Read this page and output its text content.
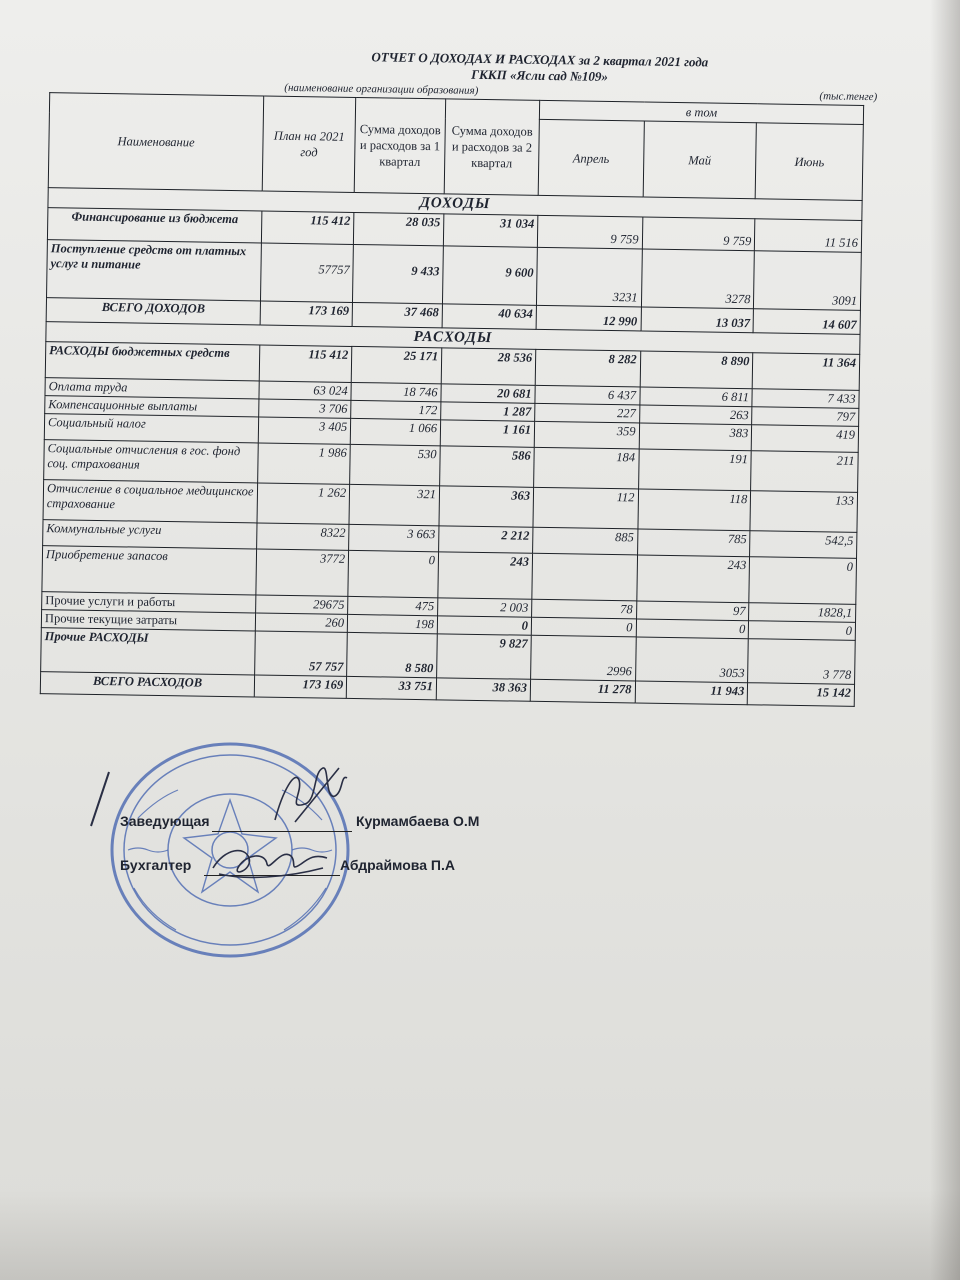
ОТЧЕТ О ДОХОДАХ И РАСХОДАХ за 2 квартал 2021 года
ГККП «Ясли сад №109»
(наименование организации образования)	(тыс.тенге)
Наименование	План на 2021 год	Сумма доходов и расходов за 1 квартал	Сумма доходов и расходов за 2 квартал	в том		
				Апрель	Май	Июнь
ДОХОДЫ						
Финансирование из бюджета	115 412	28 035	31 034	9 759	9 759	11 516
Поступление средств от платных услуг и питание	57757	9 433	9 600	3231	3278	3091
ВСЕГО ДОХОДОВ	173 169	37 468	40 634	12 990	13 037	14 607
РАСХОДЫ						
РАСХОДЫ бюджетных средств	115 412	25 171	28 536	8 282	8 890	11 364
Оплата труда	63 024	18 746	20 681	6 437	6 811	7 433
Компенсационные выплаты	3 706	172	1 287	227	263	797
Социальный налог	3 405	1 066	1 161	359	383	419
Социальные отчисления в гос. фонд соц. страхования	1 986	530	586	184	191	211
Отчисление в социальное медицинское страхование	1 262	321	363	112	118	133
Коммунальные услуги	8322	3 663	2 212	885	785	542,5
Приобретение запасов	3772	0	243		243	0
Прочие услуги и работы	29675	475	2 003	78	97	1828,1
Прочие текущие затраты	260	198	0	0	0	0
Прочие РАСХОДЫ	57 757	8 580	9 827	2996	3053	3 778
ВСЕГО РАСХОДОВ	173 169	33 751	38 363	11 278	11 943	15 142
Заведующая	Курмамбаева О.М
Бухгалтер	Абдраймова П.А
☆ ☆ ☆
Required work:
Scan the material line by line and report each one that contains "Прочие".

Task result:
Прочие услуги и работы	29675	475	2 003	78	97	1828,1
Прочие текущие затраты	260	198	0	0	0	0
Прочие РАСХОДЫ	57 757	8 580	9 827	2996	3053	3 778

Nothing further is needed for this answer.